Saved entries:
========================================
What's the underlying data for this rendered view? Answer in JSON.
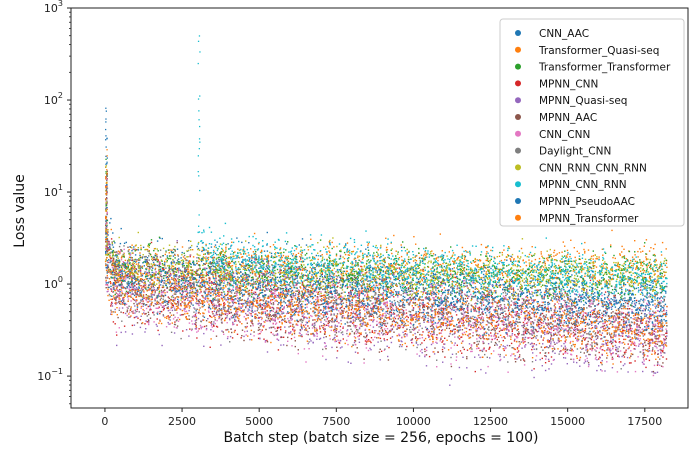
{
  "chart_data": {
    "type": "scatter",
    "title": "",
    "xlabel": "Batch step (batch size = 256, epochs = 100)",
    "ylabel": "Loss value",
    "xlim": [
      -1100,
      18900
    ],
    "ylim": [
      0.045,
      1000
    ],
    "yscale": "log",
    "grid": false,
    "legend_position": "top-right",
    "x_ticks": [
      0,
      2500,
      5000,
      7500,
      10000,
      12500,
      15000,
      17500
    ],
    "y_ticks": [
      {
        "value": 0.1,
        "base": "10",
        "exp": "−1"
      },
      {
        "value": 1,
        "base": "10",
        "exp": "0"
      },
      {
        "value": 10,
        "base": "10",
        "exp": "1"
      },
      {
        "value": 100,
        "base": "10",
        "exp": "2"
      },
      {
        "value": 1000,
        "base": "10",
        "exp": "3"
      }
    ],
    "series": [
      {
        "name": "CNN_AAC",
        "color": "#1f77b4",
        "x_start": 0,
        "x_end": 18200,
        "start_mid": 1.6,
        "end_mid": 0.7,
        "spread": 1.5,
        "spike": 45
      },
      {
        "name": "Transformer_Quasi-seq",
        "color": "#ff7f0e",
        "x_start": 0,
        "x_end": 18200,
        "start_mid": 1.5,
        "end_mid": 1.6,
        "spread": 1.35,
        "spike": 30
      },
      {
        "name": "Transformer_Transformer",
        "color": "#2ca02c",
        "x_start": 0,
        "x_end": 18200,
        "start_mid": 1.5,
        "end_mid": 1.2,
        "spread": 1.35,
        "spike": 25
      },
      {
        "name": "MPNN_CNN",
        "color": "#d62728",
        "x_start": 0,
        "x_end": 18200,
        "start_mid": 1.1,
        "end_mid": 0.3,
        "spread": 1.6,
        "spike": 20
      },
      {
        "name": "MPNN_Quasi-seq",
        "color": "#9467bd",
        "x_start": 0,
        "x_end": 18200,
        "start_mid": 1.0,
        "end_mid": 0.28,
        "spread": 1.7,
        "spike": 15
      },
      {
        "name": "MPNN_AAC",
        "color": "#8c564b",
        "x_start": 0,
        "x_end": 18200,
        "start_mid": 1.1,
        "end_mid": 0.33,
        "spread": 1.6,
        "spike": 20
      },
      {
        "name": "CNN_CNN",
        "color": "#e377c2",
        "x_start": 0,
        "x_end": 18200,
        "start_mid": 1.0,
        "end_mid": 0.3,
        "spread": 1.6,
        "spike": 15
      },
      {
        "name": "Daylight_CNN",
        "color": "#7f7f7f",
        "x_start": 0,
        "x_end": 18200,
        "start_mid": 1.2,
        "end_mid": 0.35,
        "spread": 1.6,
        "spike": 20
      },
      {
        "name": "CNN_RNN_CNN_RNN",
        "color": "#bcbd22",
        "x_start": 0,
        "x_end": 18200,
        "start_mid": 1.6,
        "end_mid": 1.2,
        "spread": 1.35,
        "spike": 20
      },
      {
        "name": "MPNN_CNN_RNN",
        "color": "#17becf",
        "x_start": 3000,
        "x_end": 18200,
        "start_mid": 2.1,
        "end_mid": 1.15,
        "spread": 1.35,
        "spike": 600
      },
      {
        "name": "MPNN_PseudoAAC",
        "color": "#1f77b4",
        "x_start": 0,
        "x_end": 18200,
        "start_mid": 1.3,
        "end_mid": 0.6,
        "spread": 1.45,
        "spike": 95
      },
      {
        "name": "MPNN_Transformer",
        "color": "#ff7f0e",
        "x_start": 0,
        "x_end": 18200,
        "start_mid": 0.95,
        "end_mid": 0.32,
        "spread": 1.45,
        "spike": 20
      }
    ]
  }
}
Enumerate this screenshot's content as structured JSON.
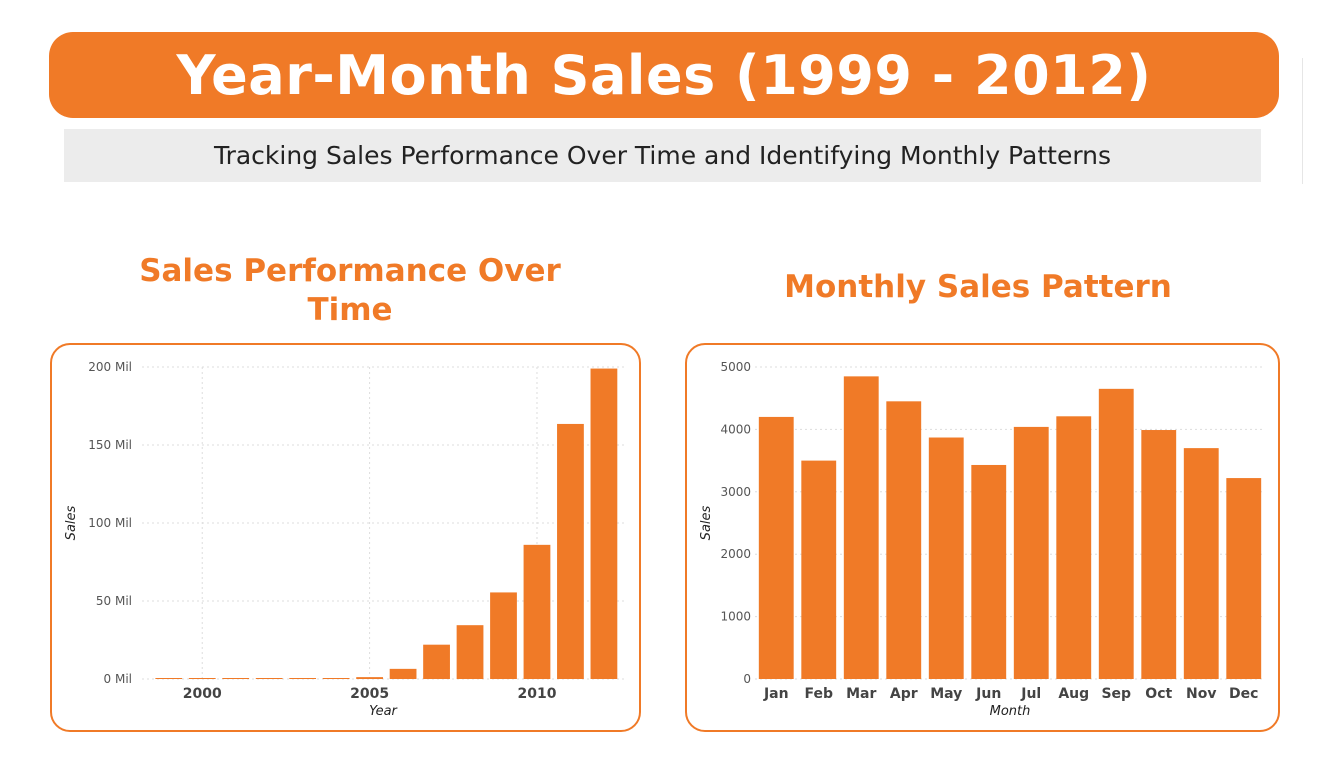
{
  "header": {
    "title": "Year-Month Sales (1999 - 2012)",
    "subtitle": "Tracking Sales Performance Over Time and Identifying Monthly Patterns"
  },
  "colors": {
    "accent": "#F07A27",
    "subtitle_bg": "#ececec",
    "grid": "#dddddd"
  },
  "chart_data": [
    {
      "type": "bar",
      "title": "Sales Performance Over Time",
      "xlabel": "Year",
      "ylabel": "Sales",
      "x": [
        1999,
        2000,
        2001,
        2002,
        2003,
        2004,
        2005,
        2006,
        2007,
        2008,
        2009,
        2010,
        2011,
        2012
      ],
      "values": [
        0.2,
        0.3,
        0.4,
        0.4,
        0.5,
        0.6,
        1.2,
        6.5,
        22,
        34.5,
        55.5,
        86,
        163.5,
        199
      ],
      "value_unit": "Mil",
      "xlim": [
        1998.2,
        2012.6
      ],
      "ylim": [
        0,
        200
      ],
      "yticks": [
        0,
        50,
        100,
        150,
        200
      ],
      "ytick_labels": [
        "0 Mil",
        "50 Mil",
        "100 Mil",
        "150 Mil",
        "200 Mil"
      ],
      "xticks": [
        2000,
        2005,
        2010
      ],
      "xtick_labels": [
        "2000",
        "2005",
        "2010"
      ],
      "grid": true,
      "legend": "none"
    },
    {
      "type": "bar",
      "title": "Monthly Sales Pattern",
      "xlabel": "Month",
      "ylabel": "Sales",
      "categories": [
        "Jan",
        "Feb",
        "Mar",
        "Apr",
        "May",
        "Jun",
        "Jul",
        "Aug",
        "Sep",
        "Oct",
        "Nov",
        "Dec"
      ],
      "values": [
        4200,
        3500,
        4850,
        4450,
        3870,
        3430,
        4040,
        4210,
        4650,
        3990,
        3700,
        3220
      ],
      "ylim": [
        0,
        5000
      ],
      "yticks": [
        0,
        1000,
        2000,
        3000,
        4000,
        5000
      ],
      "ytick_labels": [
        "0",
        "1000",
        "2000",
        "3000",
        "4000",
        "5000"
      ],
      "grid": true,
      "legend": "none"
    }
  ]
}
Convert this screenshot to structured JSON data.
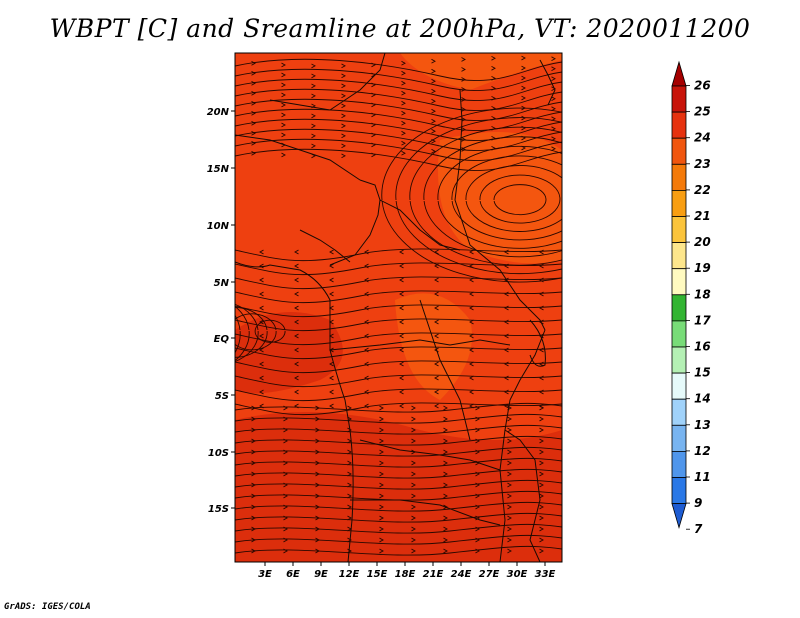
{
  "title": "WBPT [C] and Sreamline at 200hPa, VT: 2020011200",
  "credit": "GrADS: IGES/COLA",
  "map": {
    "lon_range": [
      0,
      35
    ],
    "lat_range": [
      -20,
      24.5
    ],
    "lon_ticks": [
      "3E",
      "6E",
      "9E",
      "12E",
      "15E",
      "18E",
      "21E",
      "24E",
      "27E",
      "30E",
      "33E"
    ],
    "lat_ticks": [
      "20N",
      "15N",
      "10N",
      "5N",
      "EQ",
      "5S",
      "10S",
      "15S"
    ],
    "fill_colors": {
      "dominant": "#ee4010",
      "darker": "#dc2e0c",
      "lighter": "#f4560f"
    }
  },
  "colorbar": {
    "labels": [
      "26",
      "25",
      "24",
      "23",
      "22",
      "21",
      "20",
      "19",
      "18",
      "17",
      "16",
      "15",
      "14",
      "13",
      "12",
      "11",
      "9",
      "7"
    ],
    "colors": [
      "#a50000",
      "#c8140a",
      "#e6320f",
      "#f0560f",
      "#f47a0a",
      "#f89e12",
      "#fbc43c",
      "#fde68c",
      "#fffac0",
      "#32b432",
      "#78dc78",
      "#b4f0b4",
      "#e6fafa",
      "#a0d2fa",
      "#78b4f0",
      "#5096eb",
      "#2a78e6",
      "#1e5cd2"
    ]
  }
}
========================================
→ Set problem: Give the entries again without a single change, but with no pictures.

→ Output below:
What's the underlying data for this rendered view? Answer in JSON.
{
  "chart_data": {
    "type": "scatter",
    "title": "",
    "xlabel": "Batch step (batch size = 256, epochs = 100)",
    "ylabel": "Loss value",
    "xlim": [
      -1100,
      18900
    ],
    "ylim": [
      0.045,
      1000
    ],
    "yscale": "log",
    "grid": false,
    "legend_position": "top-right",
    "x_ticks": [
      0,
      2500,
      5000,
      7500,
      10000,
      12500,
      15000,
      17500
    ],
    "y_ticks": [
      {
        "value": 0.1,
        "base": "10",
        "exp": "−1"
      },
      {
        "value": 1,
        "base": "10",
        "exp": "0"
      },
      {
        "value": 10,
        "base": "10",
        "exp": "1"
      },
      {
        "value": 100,
        "base": "10",
        "exp": "2"
      },
      {
        "value": 1000,
        "base": "10",
        "exp": "3"
      }
    ],
    "series": [
      {
        "name": "CNN_AAC",
        "color": "#1f77b4",
        "x_start": 0,
        "x_end": 18200,
        "start_mid": 1.6,
        "end_mid": 0.7,
        "spread": 1.5,
        "spike": 45
      },
      {
        "name": "Transformer_Quasi-seq",
        "color": "#ff7f0e",
        "x_start": 0,
        "x_end": 18200,
        "start_mid": 1.5,
        "end_mid": 1.6,
        "spread": 1.35,
        "spike": 30
      },
      {
        "name": "Transformer_Transformer",
        "color": "#2ca02c",
        "x_start": 0,
        "x_end": 18200,
        "start_mid": 1.5,
        "end_mid": 1.2,
        "spread": 1.35,
        "spike": 25
      },
      {
        "name": "MPNN_CNN",
        "color": "#d62728",
        "x_start": 0,
        "x_end": 18200,
        "start_mid": 1.1,
        "end_mid": 0.3,
        "spread": 1.6,
        "spike": 20
      },
      {
        "name": "MPNN_Quasi-seq",
        "color": "#9467bd",
        "x_start": 0,
        "x_end": 18200,
        "start_mid": 1.0,
        "end_mid": 0.28,
        "spread": 1.7,
        "spike": 15
      },
      {
        "name": "MPNN_AAC",
        "color": "#8c564b",
        "x_start": 0,
        "x_end": 18200,
        "start_mid": 1.1,
        "end_mid": 0.33,
        "spread": 1.6,
        "spike": 20
      },
      {
        "name": "CNN_CNN",
        "color": "#e377c2",
        "x_start": 0,
        "x_end": 18200,
        "start_mid": 1.0,
        "end_mid": 0.3,
        "spread": 1.6,
        "spike": 15
      },
      {
        "name": "Daylight_CNN",
        "color": "#7f7f7f",
        "x_start": 0,
        "x_end": 18200,
        "start_mid": 1.2,
        "end_mid": 0.35,
        "spread": 1.6,
        "spike": 20
      },
      {
        "name": "CNN_RNN_CNN_RNN",
        "color": "#bcbd22",
        "x_start": 0,
        "x_end": 18200,
        "start_mid": 1.6,
        "end_mid": 1.2,
        "spread": 1.35,
        "spike": 20
      },
      {
        "name": "MPNN_CNN_RNN",
        "color": "#17becf",
        "x_start": 3000,
        "x_end": 18200,
        "start_mid": 2.1,
        "end_mid": 1.15,
        "spread": 1.35,
        "spike": 600
      },
      {
        "name": "MPNN_PseudoAAC",
        "color": "#1f77b4",
        "x_start": 0,
        "x_end": 18200,
        "start_mid": 1.3,
        "end_mid": 0.6,
        "spread": 1.45,
        "spike": 95
      },
      {
        "name": "MPNN_Transformer",
        "color": "#ff7f0e",
        "x_start": 0,
        "x_end": 18200,
        "start_mid": 0.95,
        "end_mid": 0.32,
        "spread": 1.45,
        "spike": 20
      }
    ]
  }
}
Enumerate this screenshot's content as structured JSON.
{
  "header": {
    "title": "Year-Month Sales (1999 - 2012)",
    "subtitle": "Tracking Sales Performance Over Time and Identifying Monthly Patterns"
  },
  "colors": {
    "accent": "#F07A27",
    "subtitle_bg": "#ececec",
    "grid": "#dddddd"
  },
  "chart_data": [
    {
      "type": "bar",
      "title": "Sales Performance Over Time",
      "xlabel": "Year",
      "ylabel": "Sales",
      "x": [
        1999,
        2000,
        2001,
        2002,
        2003,
        2004,
        2005,
        2006,
        2007,
        2008,
        2009,
        2010,
        2011,
        2012
      ],
      "values": [
        0.2,
        0.3,
        0.4,
        0.4,
        0.5,
        0.6,
        1.2,
        6.5,
        22,
        34.5,
        55.5,
        86,
        163.5,
        199
      ],
      "value_unit": "Mil",
      "xlim": [
        1998.2,
        2012.6
      ],
      "ylim": [
        0,
        200
      ],
      "yticks": [
        0,
        50,
        100,
        150,
        200
      ],
      "ytick_labels": [
        "0 Mil",
        "50 Mil",
        "100 Mil",
        "150 Mil",
        "200 Mil"
      ],
      "xticks": [
        2000,
        2005,
        2010
      ],
      "xtick_labels": [
        "2000",
        "2005",
        "2010"
      ],
      "grid": true,
      "legend": "none"
    },
    {
      "type": "bar",
      "title": "Monthly Sales Pattern",
      "xlabel": "Month",
      "ylabel": "Sales",
      "categories": [
        "Jan",
        "Feb",
        "Mar",
        "Apr",
        "May",
        "Jun",
        "Jul",
        "Aug",
        "Sep",
        "Oct",
        "Nov",
        "Dec"
      ],
      "values": [
        4200,
        3500,
        4850,
        4450,
        3870,
        3430,
        4040,
        4210,
        4650,
        3990,
        3700,
        3220
      ],
      "ylim": [
        0,
        5000
      ],
      "yticks": [
        0,
        1000,
        2000,
        3000,
        4000,
        5000
      ],
      "ytick_labels": [
        "0",
        "1000",
        "2000",
        "3000",
        "4000",
        "5000"
      ],
      "grid": true,
      "legend": "none"
    }
  ]
}
Convert this screenshot to structured JSON data.
{
  "title": "WBPT [C] and Sreamline at 200hPa, VT: 2020011200",
  "credit": "GrADS: IGES/COLA",
  "map": {
    "lon_range": [
      0,
      35
    ],
    "lat_range": [
      -20,
      24.5
    ],
    "lon_ticks": [
      "3E",
      "6E",
      "9E",
      "12E",
      "15E",
      "18E",
      "21E",
      "24E",
      "27E",
      "30E",
      "33E"
    ],
    "lat_ticks": [
      "20N",
      "15N",
      "10N",
      "5N",
      "EQ",
      "5S",
      "10S",
      "15S"
    ],
    "fill_colors": {
      "dominant": "#ee4010",
      "darker": "#dc2e0c",
      "lighter": "#f4560f"
    }
  },
  "colorbar": {
    "labels": [
      "26",
      "25",
      "24",
      "23",
      "22",
      "21",
      "20",
      "19",
      "18",
      "17",
      "16",
      "15",
      "14",
      "13",
      "12",
      "11",
      "9",
      "7"
    ],
    "colors": [
      "#a50000",
      "#c8140a",
      "#e6320f",
      "#f0560f",
      "#f47a0a",
      "#f89e12",
      "#fbc43c",
      "#fde68c",
      "#fffac0",
      "#32b432",
      "#78dc78",
      "#b4f0b4",
      "#e6fafa",
      "#a0d2fa",
      "#78b4f0",
      "#5096eb",
      "#2a78e6",
      "#1e5cd2"
    ]
  }
}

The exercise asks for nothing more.